* [What is expected]
Reproduce the listing below character for character; drop every image.

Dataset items
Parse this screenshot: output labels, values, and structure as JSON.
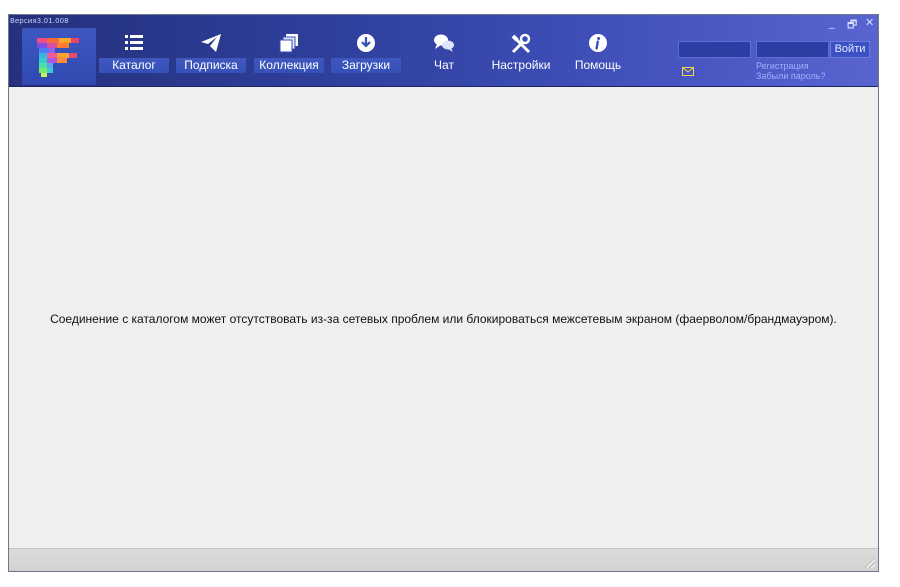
{
  "window": {
    "version": "Версия3.01.008",
    "controls": {
      "minimize": "_",
      "restore": "🗗",
      "close": "✕"
    }
  },
  "nav": {
    "items": [
      {
        "label": "Каталог",
        "icon": "list-icon"
      },
      {
        "label": "Подписка",
        "icon": "paper-plane-icon"
      },
      {
        "label": "Коллекция",
        "icon": "collection-icon"
      },
      {
        "label": "Загрузки",
        "icon": "download-icon"
      },
      {
        "label": "Чат",
        "icon": "chat-icon"
      },
      {
        "label": "Настройки",
        "icon": "tools-icon"
      },
      {
        "label": "Помощь",
        "icon": "info-icon"
      }
    ]
  },
  "login": {
    "login_value": "",
    "password_value": "",
    "button_label": "Войти",
    "register_link": "Регистрация",
    "forgot_link": "Забыли пароль?",
    "mail_icon": "envelope-icon"
  },
  "content": {
    "message": "Соединение с каталогом может отсутствовать из-за сетевых проблем или блокироваться межсетевым экраном (фаерволом/брандмауэром)."
  },
  "colors": {
    "header_start": "#25317c",
    "header_end": "#5964cf",
    "accent_icon": "#ffffff",
    "mail_icon": "#f2d84a"
  }
}
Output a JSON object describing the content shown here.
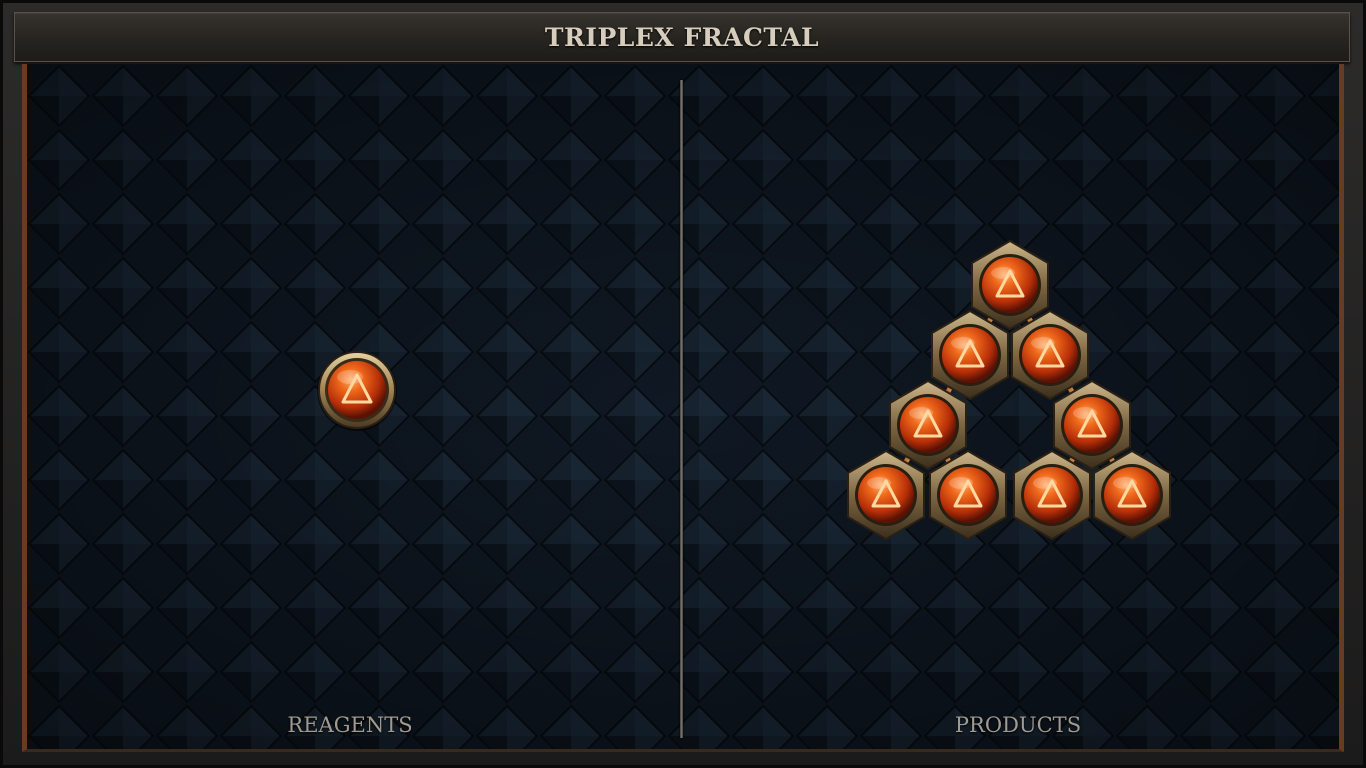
{
  "title": "TRIPLEX FRACTAL",
  "panels": {
    "left_label": "REAGENTS",
    "right_label": "PRODUCTS"
  },
  "reagents": [
    {
      "name": "orb",
      "symbol": "triangle",
      "color": "#e05812"
    }
  ],
  "products": {
    "shape": "triangle",
    "orb_count": 9,
    "symbol": "triangle",
    "color": "#e05812"
  },
  "colors": {
    "frame": "#1c1b1b",
    "board": "#0f1823",
    "accent_border": "#6a3b1e",
    "orb": "#e05812",
    "metal": "#b89c6e"
  }
}
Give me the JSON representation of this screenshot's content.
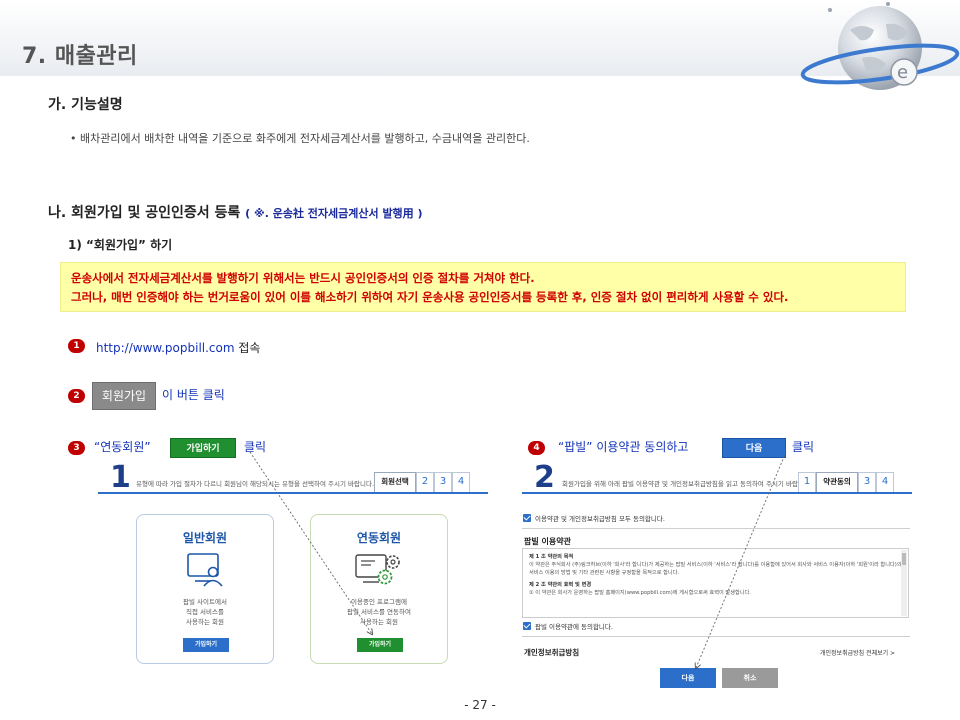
{
  "header": {
    "title": "7. 매출관리"
  },
  "section_a": {
    "heading": "가. 기능설명",
    "bullet": "• 배차관리에서 배차한 내역을 기준으로 화주에게 전자세금계산서를 발행하고, 수금내역을 관리한다."
  },
  "section_b": {
    "heading": "나. 회원가입 및 공인인증서 등록",
    "note": "( ※. 운송社 전자세금계산서 발행用 )",
    "sub": "1) “회원가입” 하기",
    "yellow_line1": "운송사에서 전자세금계산서를 발행하기 위해서는 반드시 공인인증서의 인증 절차를 거쳐야 한다.",
    "yellow_line2": "그러나, 매번 인증해야 하는 번거로움이 있어 이를 해소하기 위하여 자기 운송사용 공인인증서를 등록한 후, 인증 절차 없이 편리하게 사용할 수 있다."
  },
  "steps": {
    "s1_num": "1",
    "s1_url": "http://www.popbill.com",
    "s1_text": "접속",
    "s2_num": "2",
    "s2_button": "회원가입",
    "s2_text": "이 버튼 클릭",
    "s3_num": "3",
    "s3_text": "“연동회원”",
    "s3_button": "가입하기",
    "s3_click": "클릭",
    "s4_num": "4",
    "s4_text": "“팝빌”  이용약관 동의하고",
    "s4_button": "다음",
    "s4_click": "클릭"
  },
  "panel1": {
    "step": "1",
    "hint": "유형에 따라 가입 절차가 다르니 회원님이 해당되시는 유형을 선택하여 주시기 바랍니다.",
    "tabs": [
      "회원선택",
      "2",
      "3",
      "4"
    ],
    "card_general": {
      "title": "일반회원",
      "desc1": "팝빌 사이트에서",
      "desc2": "직접 서비스를",
      "desc3": "사용하는 회원",
      "button": "가입하기"
    },
    "card_linked": {
      "title": "연동회원",
      "desc1": "이용중인 프로그램에",
      "desc2": "팝빌 서비스를 연동하여",
      "desc3": "사용하는 회원",
      "button": "가입하기"
    }
  },
  "panel2": {
    "step": "2",
    "hint": "회원가입을 위해 아래 팝빌 이용약관 및 개인정보취급방침을 읽고 동의하여 주시기 바랍니다.",
    "tabs": [
      "1",
      "약관동의",
      "3",
      "4"
    ],
    "agree_all": "이용약관 및 개인정보취급방침 모두 동의합니다.",
    "terms_title": "팝빌 이용약관",
    "terms_l1": "제 1 조 약관의 목적",
    "terms_l2": "이 약관은 주식회사 (주)링크허브(이하 '회사'라 합니다)가 제공하는 팝빌 서비스(이하 '서비스'라 합니다)를 이용함에 있어서 회사와 서비스 이용자(이하 '회원'이라 합니다)의",
    "terms_l3": "서비스 이용의 방법 및 기타 관련된 사항을 규정함을 목적으로 합니다.",
    "terms_l4": "제 2 조 약관의 효력 및 변경",
    "terms_l5": "① 이 약관은 회사가 운영하는 팝빌 홈페이지(www.popbill.com)에 게시함으로써 효력이 발생합니다.",
    "agree_terms": "팝빌 이용약관에 동의합니다.",
    "privacy": "개인정보취급방침",
    "privacy_link": "개인정보취급방침 전체보기  >",
    "next": "다음",
    "cancel": "취소"
  },
  "footer": {
    "page": "- 27 -"
  },
  "colors": {
    "accent_red": "#c00000",
    "link_blue": "#1533b7",
    "green": "#1f8f2f",
    "blue": "#2c6fca",
    "yellow": "#ffffa8"
  }
}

* [Reply]
Parse this screenshot: output labels, values, and structure as JSON.
{
  "window": {
    "version": "Версия3.01.008",
    "controls": {
      "minimize": "_",
      "restore": "🗗",
      "close": "✕"
    }
  },
  "nav": {
    "items": [
      {
        "label": "Каталог",
        "icon": "list-icon"
      },
      {
        "label": "Подписка",
        "icon": "paper-plane-icon"
      },
      {
        "label": "Коллекция",
        "icon": "collection-icon"
      },
      {
        "label": "Загрузки",
        "icon": "download-icon"
      },
      {
        "label": "Чат",
        "icon": "chat-icon"
      },
      {
        "label": "Настройки",
        "icon": "tools-icon"
      },
      {
        "label": "Помощь",
        "icon": "info-icon"
      }
    ]
  },
  "login": {
    "login_value": "",
    "password_value": "",
    "button_label": "Войти",
    "register_link": "Регистрация",
    "forgot_link": "Забыли пароль?",
    "mail_icon": "envelope-icon"
  },
  "content": {
    "message": "Соединение с каталогом может отсутствовать из-за сетевых проблем или блокироваться межсетевым экраном (фаерволом/брандмауэром)."
  },
  "colors": {
    "header_start": "#25317c",
    "header_end": "#5964cf",
    "accent_icon": "#ffffff",
    "mail_icon": "#f2d84a"
  }
}
Output a JSON object describing the content shown here.
{
  "title": "TRIPLEX FRACTAL",
  "panels": {
    "left_label": "REAGENTS",
    "right_label": "PRODUCTS"
  },
  "reagents": [
    {
      "name": "orb",
      "symbol": "triangle",
      "color": "#e05812"
    }
  ],
  "products": {
    "shape": "triangle",
    "orb_count": 9,
    "symbol": "triangle",
    "color": "#e05812"
  },
  "colors": {
    "frame": "#1c1b1b",
    "board": "#0f1823",
    "accent_border": "#6a3b1e",
    "orb": "#e05812",
    "metal": "#b89c6e"
  }
}
Give me the JSON representation of this screenshot's content.
{
  "header": {
    "title": "7. 매출관리"
  },
  "section_a": {
    "heading": "가. 기능설명",
    "bullet": "• 배차관리에서 배차한 내역을 기준으로 화주에게 전자세금계산서를 발행하고, 수금내역을 관리한다."
  },
  "section_b": {
    "heading": "나. 회원가입 및 공인인증서 등록",
    "note": "( ※. 운송社 전자세금계산서 발행用 )",
    "sub": "1) “회원가입” 하기",
    "yellow_line1": "운송사에서 전자세금계산서를 발행하기 위해서는 반드시 공인인증서의 인증 절차를 거쳐야 한다.",
    "yellow_line2": "그러나, 매번 인증해야 하는 번거로움이 있어 이를 해소하기 위하여 자기 운송사용 공인인증서를 등록한 후, 인증 절차 없이 편리하게 사용할 수 있다."
  },
  "steps": {
    "s1_num": "1",
    "s1_url": "http://www.popbill.com",
    "s1_text": "접속",
    "s2_num": "2",
    "s2_button": "회원가입",
    "s2_text": "이 버튼 클릭",
    "s3_num": "3",
    "s3_text": "“연동회원”",
    "s3_button": "가입하기",
    "s3_click": "클릭",
    "s4_num": "4",
    "s4_text": "“팝빌”  이용약관 동의하고",
    "s4_button": "다음",
    "s4_click": "클릭"
  },
  "panel1": {
    "step": "1",
    "hint": "유형에 따라 가입 절차가 다르니 회원님이 해당되시는 유형을 선택하여 주시기 바랍니다.",
    "tabs": [
      "회원선택",
      "2",
      "3",
      "4"
    ],
    "card_general": {
      "title": "일반회원",
      "desc1": "팝빌 사이트에서",
      "desc2": "직접 서비스를",
      "desc3": "사용하는 회원",
      "button": "가입하기"
    },
    "card_linked": {
      "title": "연동회원",
      "desc1": "이용중인 프로그램에",
      "desc2": "팝빌 서비스를 연동하여",
      "desc3": "사용하는 회원",
      "button": "가입하기"
    }
  },
  "panel2": {
    "step": "2",
    "hint": "회원가입을 위해 아래 팝빌 이용약관 및 개인정보취급방침을 읽고 동의하여 주시기 바랍니다.",
    "tabs": [
      "1",
      "약관동의",
      "3",
      "4"
    ],
    "agree_all": "이용약관 및 개인정보취급방침 모두 동의합니다.",
    "terms_title": "팝빌 이용약관",
    "terms_l1": "제 1 조 약관의 목적",
    "terms_l2": "이 약관은 주식회사 (주)링크허브(이하 '회사'라 합니다)가 제공하는 팝빌 서비스(이하 '서비스'라 합니다)를 이용함에 있어서 회사와 서비스 이용자(이하 '회원'이라 합니다)의",
    "terms_l3": "서비스 이용의 방법 및 기타 관련된 사항을 규정함을 목적으로 합니다.",
    "terms_l4": "제 2 조 약관의 효력 및 변경",
    "terms_l5": "① 이 약관은 회사가 운영하는 팝빌 홈페이지(www.popbill.com)에 게시함으로써 효력이 발생합니다.",
    "agree_terms": "팝빌 이용약관에 동의합니다.",
    "privacy": "개인정보취급방침",
    "privacy_link": "개인정보취급방침 전체보기  >",
    "next": "다음",
    "cancel": "취소"
  },
  "footer": {
    "page": "- 27 -"
  },
  "colors": {
    "accent_red": "#c00000",
    "link_blue": "#1533b7",
    "green": "#1f8f2f",
    "blue": "#2c6fca",
    "yellow": "#ffffa8"
  }
}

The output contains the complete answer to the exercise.